Identify and pull out each line of the entries in which "name" occurs.

Collected data entries:
····················

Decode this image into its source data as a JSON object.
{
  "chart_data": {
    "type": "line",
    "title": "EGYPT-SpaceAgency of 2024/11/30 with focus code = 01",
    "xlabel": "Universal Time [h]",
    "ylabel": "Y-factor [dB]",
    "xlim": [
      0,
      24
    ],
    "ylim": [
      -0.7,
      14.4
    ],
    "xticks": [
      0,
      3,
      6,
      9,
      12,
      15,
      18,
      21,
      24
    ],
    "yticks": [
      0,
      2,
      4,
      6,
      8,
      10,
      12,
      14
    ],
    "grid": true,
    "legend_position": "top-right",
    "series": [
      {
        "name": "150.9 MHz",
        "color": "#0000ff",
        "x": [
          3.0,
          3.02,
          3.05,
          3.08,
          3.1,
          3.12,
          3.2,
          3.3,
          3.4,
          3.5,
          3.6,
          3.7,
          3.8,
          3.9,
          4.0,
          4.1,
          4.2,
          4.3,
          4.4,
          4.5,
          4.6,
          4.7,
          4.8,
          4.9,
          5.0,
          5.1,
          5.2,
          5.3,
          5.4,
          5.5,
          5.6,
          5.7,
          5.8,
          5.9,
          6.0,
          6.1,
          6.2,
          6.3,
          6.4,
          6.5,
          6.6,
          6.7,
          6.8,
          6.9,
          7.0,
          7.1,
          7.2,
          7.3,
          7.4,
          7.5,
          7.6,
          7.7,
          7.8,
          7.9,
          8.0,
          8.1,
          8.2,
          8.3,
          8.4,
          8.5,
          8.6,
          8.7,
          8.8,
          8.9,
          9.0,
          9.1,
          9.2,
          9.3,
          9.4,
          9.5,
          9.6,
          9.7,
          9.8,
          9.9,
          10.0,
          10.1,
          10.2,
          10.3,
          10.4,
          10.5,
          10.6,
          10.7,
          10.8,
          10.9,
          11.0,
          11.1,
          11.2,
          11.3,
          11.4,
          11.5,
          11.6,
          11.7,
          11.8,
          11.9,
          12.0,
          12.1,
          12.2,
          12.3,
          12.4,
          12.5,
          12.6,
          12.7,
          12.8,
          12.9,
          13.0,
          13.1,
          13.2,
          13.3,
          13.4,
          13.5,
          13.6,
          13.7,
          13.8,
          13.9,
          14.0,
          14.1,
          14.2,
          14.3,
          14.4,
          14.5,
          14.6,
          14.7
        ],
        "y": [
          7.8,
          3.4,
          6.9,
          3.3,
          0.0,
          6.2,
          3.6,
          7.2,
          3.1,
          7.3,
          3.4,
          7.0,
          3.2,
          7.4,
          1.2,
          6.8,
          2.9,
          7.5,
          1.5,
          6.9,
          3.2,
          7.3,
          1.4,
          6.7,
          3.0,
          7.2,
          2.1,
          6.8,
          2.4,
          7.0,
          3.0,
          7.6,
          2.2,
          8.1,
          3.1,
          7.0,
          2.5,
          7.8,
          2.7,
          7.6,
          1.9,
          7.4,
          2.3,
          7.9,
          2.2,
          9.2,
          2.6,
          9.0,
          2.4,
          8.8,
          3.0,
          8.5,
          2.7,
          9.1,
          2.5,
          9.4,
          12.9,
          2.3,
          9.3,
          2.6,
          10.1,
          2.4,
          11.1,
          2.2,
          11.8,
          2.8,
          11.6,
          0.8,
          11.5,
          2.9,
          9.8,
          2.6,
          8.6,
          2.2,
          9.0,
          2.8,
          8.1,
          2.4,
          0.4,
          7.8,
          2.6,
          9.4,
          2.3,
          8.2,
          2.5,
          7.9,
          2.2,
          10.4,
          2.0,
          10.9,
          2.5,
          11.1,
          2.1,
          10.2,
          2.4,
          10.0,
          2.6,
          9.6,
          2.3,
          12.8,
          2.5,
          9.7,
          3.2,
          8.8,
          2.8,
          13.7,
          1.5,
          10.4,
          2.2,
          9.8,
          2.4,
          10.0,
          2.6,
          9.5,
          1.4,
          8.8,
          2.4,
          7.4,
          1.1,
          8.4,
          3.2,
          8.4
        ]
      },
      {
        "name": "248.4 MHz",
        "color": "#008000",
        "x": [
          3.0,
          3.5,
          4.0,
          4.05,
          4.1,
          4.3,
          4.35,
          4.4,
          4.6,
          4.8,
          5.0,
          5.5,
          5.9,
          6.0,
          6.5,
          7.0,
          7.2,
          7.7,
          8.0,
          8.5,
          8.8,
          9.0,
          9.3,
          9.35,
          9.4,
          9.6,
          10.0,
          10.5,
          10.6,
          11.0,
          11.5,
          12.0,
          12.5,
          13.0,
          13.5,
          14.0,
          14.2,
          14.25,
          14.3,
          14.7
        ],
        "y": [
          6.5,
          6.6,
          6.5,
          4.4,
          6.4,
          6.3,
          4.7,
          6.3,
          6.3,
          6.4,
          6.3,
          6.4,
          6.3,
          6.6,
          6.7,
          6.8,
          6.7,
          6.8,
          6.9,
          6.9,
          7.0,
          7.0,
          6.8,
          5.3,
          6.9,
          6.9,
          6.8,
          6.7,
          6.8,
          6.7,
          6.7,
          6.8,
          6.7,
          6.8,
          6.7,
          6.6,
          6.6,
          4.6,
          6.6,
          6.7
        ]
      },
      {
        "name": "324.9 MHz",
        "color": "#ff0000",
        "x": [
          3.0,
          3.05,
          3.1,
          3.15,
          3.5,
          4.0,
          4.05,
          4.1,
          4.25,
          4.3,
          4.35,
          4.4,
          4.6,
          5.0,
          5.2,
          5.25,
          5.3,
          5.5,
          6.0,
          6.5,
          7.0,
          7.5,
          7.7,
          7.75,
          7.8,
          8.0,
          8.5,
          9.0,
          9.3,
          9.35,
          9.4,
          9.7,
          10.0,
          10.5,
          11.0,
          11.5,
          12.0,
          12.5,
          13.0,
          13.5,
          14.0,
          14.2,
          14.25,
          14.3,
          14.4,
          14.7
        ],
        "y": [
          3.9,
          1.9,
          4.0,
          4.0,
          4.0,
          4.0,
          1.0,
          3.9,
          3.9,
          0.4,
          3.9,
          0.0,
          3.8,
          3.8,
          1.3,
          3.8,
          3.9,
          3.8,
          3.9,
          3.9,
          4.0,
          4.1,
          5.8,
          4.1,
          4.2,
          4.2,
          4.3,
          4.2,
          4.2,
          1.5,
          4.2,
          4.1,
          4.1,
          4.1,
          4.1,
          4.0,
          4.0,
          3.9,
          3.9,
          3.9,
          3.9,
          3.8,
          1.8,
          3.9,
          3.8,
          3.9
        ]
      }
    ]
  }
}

····················

◆ RESULT ◆
        "name": "150.9 MHz",
        "name": "248.4 MHz",
        "name": "324.9 MHz",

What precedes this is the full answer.